━━━━━ EXCERPTED DATA ━━━━━
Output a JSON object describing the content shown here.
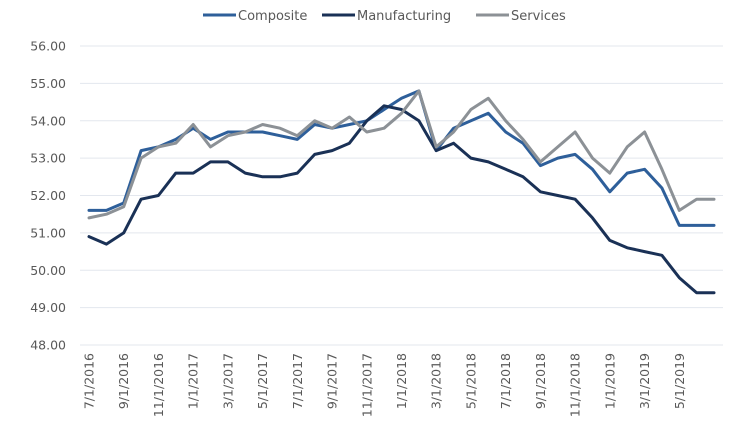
{
  "chart_data": {
    "type": "line",
    "title": "",
    "xlabel": "",
    "ylabel": "",
    "ylim": [
      48,
      56
    ],
    "yticks": [
      "48.00",
      "49.00",
      "50.00",
      "51.00",
      "52.00",
      "53.00",
      "54.00",
      "55.00",
      "56.00"
    ],
    "grid": true,
    "legend_position": "top-center",
    "x": [
      "7/1/2016",
      "8/1/2016",
      "9/1/2016",
      "10/1/2016",
      "11/1/2016",
      "12/1/2016",
      "1/1/2017",
      "2/1/2017",
      "3/1/2017",
      "4/1/2017",
      "5/1/2017",
      "6/1/2017",
      "7/1/2017",
      "8/1/2017",
      "9/1/2017",
      "10/1/2017",
      "11/1/2017",
      "12/1/2017",
      "1/1/2018",
      "2/1/2018",
      "3/1/2018",
      "4/1/2018",
      "5/1/2018",
      "6/1/2018",
      "7/1/2018",
      "8/1/2018",
      "9/1/2018",
      "10/1/2018",
      "11/1/2018",
      "12/1/2018",
      "1/1/2019",
      "2/1/2019",
      "3/1/2019",
      "4/1/2019",
      "5/1/2019",
      "6/1/2019",
      "7/1/2019"
    ],
    "xtick_labels": [
      "7/1/2016",
      "9/1/2016",
      "11/1/2016",
      "1/1/2017",
      "3/1/2017",
      "5/1/2017",
      "7/1/2017",
      "9/1/2017",
      "11/1/2017",
      "1/1/2018",
      "3/1/2018",
      "5/1/2018",
      "7/1/2018",
      "9/1/2018",
      "11/1/2018",
      "1/1/2019",
      "3/1/2019",
      "5/1/2019"
    ],
    "series": [
      {
        "name": "Composite",
        "color": "#2e5f9a",
        "values": [
          51.6,
          51.6,
          51.8,
          53.2,
          53.3,
          53.5,
          53.8,
          53.5,
          53.7,
          53.7,
          53.7,
          53.6,
          53.5,
          53.9,
          53.8,
          53.9,
          54.0,
          54.3,
          54.6,
          54.8,
          53.2,
          53.8,
          54.0,
          54.2,
          53.7,
          53.4,
          52.8,
          53.0,
          53.1,
          52.7,
          52.1,
          52.6,
          52.7,
          52.2,
          51.2,
          51.2,
          51.2
        ]
      },
      {
        "name": "Manufacturing",
        "color": "#1a3156",
        "values": [
          50.9,
          50.7,
          51.0,
          51.9,
          52.0,
          52.6,
          52.6,
          52.9,
          52.9,
          52.6,
          52.5,
          52.5,
          52.6,
          53.1,
          53.2,
          53.4,
          54.0,
          54.4,
          54.3,
          54.0,
          53.2,
          53.4,
          53.0,
          52.9,
          52.7,
          52.5,
          52.1,
          52.0,
          51.9,
          51.4,
          50.8,
          50.6,
          50.5,
          50.4,
          49.8,
          49.4,
          49.4
        ]
      },
      {
        "name": "Services",
        "color": "#8c9196",
        "values": [
          51.4,
          51.5,
          51.7,
          53.0,
          53.3,
          53.4,
          53.9,
          53.3,
          53.6,
          53.7,
          53.9,
          53.8,
          53.6,
          54.0,
          53.8,
          54.1,
          53.7,
          53.8,
          54.2,
          54.8,
          53.3,
          53.7,
          54.3,
          54.6,
          54.0,
          53.5,
          52.9,
          53.3,
          53.7,
          53.0,
          52.6,
          53.3,
          53.7,
          52.7,
          51.6,
          51.9,
          51.9
        ]
      }
    ]
  }
}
━━━━━
- _DESCRIPTION OF THE TASK_
Without the pictures, return all the records precisely as they stand.

- _COMPLETE RESPONSE_
Output a JSON object describing the content shown here.
{
  "chart_data": {
    "type": "line",
    "title": "",
    "xlabel": "",
    "ylabel": "",
    "ylim": [
      48,
      56
    ],
    "yticks": [
      "48.00",
      "49.00",
      "50.00",
      "51.00",
      "52.00",
      "53.00",
      "54.00",
      "55.00",
      "56.00"
    ],
    "grid": true,
    "legend_position": "top-center",
    "x": [
      "7/1/2016",
      "8/1/2016",
      "9/1/2016",
      "10/1/2016",
      "11/1/2016",
      "12/1/2016",
      "1/1/2017",
      "2/1/2017",
      "3/1/2017",
      "4/1/2017",
      "5/1/2017",
      "6/1/2017",
      "7/1/2017",
      "8/1/2017",
      "9/1/2017",
      "10/1/2017",
      "11/1/2017",
      "12/1/2017",
      "1/1/2018",
      "2/1/2018",
      "3/1/2018",
      "4/1/2018",
      "5/1/2018",
      "6/1/2018",
      "7/1/2018",
      "8/1/2018",
      "9/1/2018",
      "10/1/2018",
      "11/1/2018",
      "12/1/2018",
      "1/1/2019",
      "2/1/2019",
      "3/1/2019",
      "4/1/2019",
      "5/1/2019",
      "6/1/2019",
      "7/1/2019"
    ],
    "xtick_labels": [
      "7/1/2016",
      "9/1/2016",
      "11/1/2016",
      "1/1/2017",
      "3/1/2017",
      "5/1/2017",
      "7/1/2017",
      "9/1/2017",
      "11/1/2017",
      "1/1/2018",
      "3/1/2018",
      "5/1/2018",
      "7/1/2018",
      "9/1/2018",
      "11/1/2018",
      "1/1/2019",
      "3/1/2019",
      "5/1/2019"
    ],
    "series": [
      {
        "name": "Composite",
        "color": "#2e5f9a",
        "values": [
          51.6,
          51.6,
          51.8,
          53.2,
          53.3,
          53.5,
          53.8,
          53.5,
          53.7,
          53.7,
          53.7,
          53.6,
          53.5,
          53.9,
          53.8,
          53.9,
          54.0,
          54.3,
          54.6,
          54.8,
          53.2,
          53.8,
          54.0,
          54.2,
          53.7,
          53.4,
          52.8,
          53.0,
          53.1,
          52.7,
          52.1,
          52.6,
          52.7,
          52.2,
          51.2,
          51.2,
          51.2
        ]
      },
      {
        "name": "Manufacturing",
        "color": "#1a3156",
        "values": [
          50.9,
          50.7,
          51.0,
          51.9,
          52.0,
          52.6,
          52.6,
          52.9,
          52.9,
          52.6,
          52.5,
          52.5,
          52.6,
          53.1,
          53.2,
          53.4,
          54.0,
          54.4,
          54.3,
          54.0,
          53.2,
          53.4,
          53.0,
          52.9,
          52.7,
          52.5,
          52.1,
          52.0,
          51.9,
          51.4,
          50.8,
          50.6,
          50.5,
          50.4,
          49.8,
          49.4,
          49.4
        ]
      },
      {
        "name": "Services",
        "color": "#8c9196",
        "values": [
          51.4,
          51.5,
          51.7,
          53.0,
          53.3,
          53.4,
          53.9,
          53.3,
          53.6,
          53.7,
          53.9,
          53.8,
          53.6,
          54.0,
          53.8,
          54.1,
          53.7,
          53.8,
          54.2,
          54.8,
          53.3,
          53.7,
          54.3,
          54.6,
          54.0,
          53.5,
          52.9,
          53.3,
          53.7,
          53.0,
          52.6,
          53.3,
          53.7,
          52.7,
          51.6,
          51.9,
          51.9
        ]
      }
    ]
  }
}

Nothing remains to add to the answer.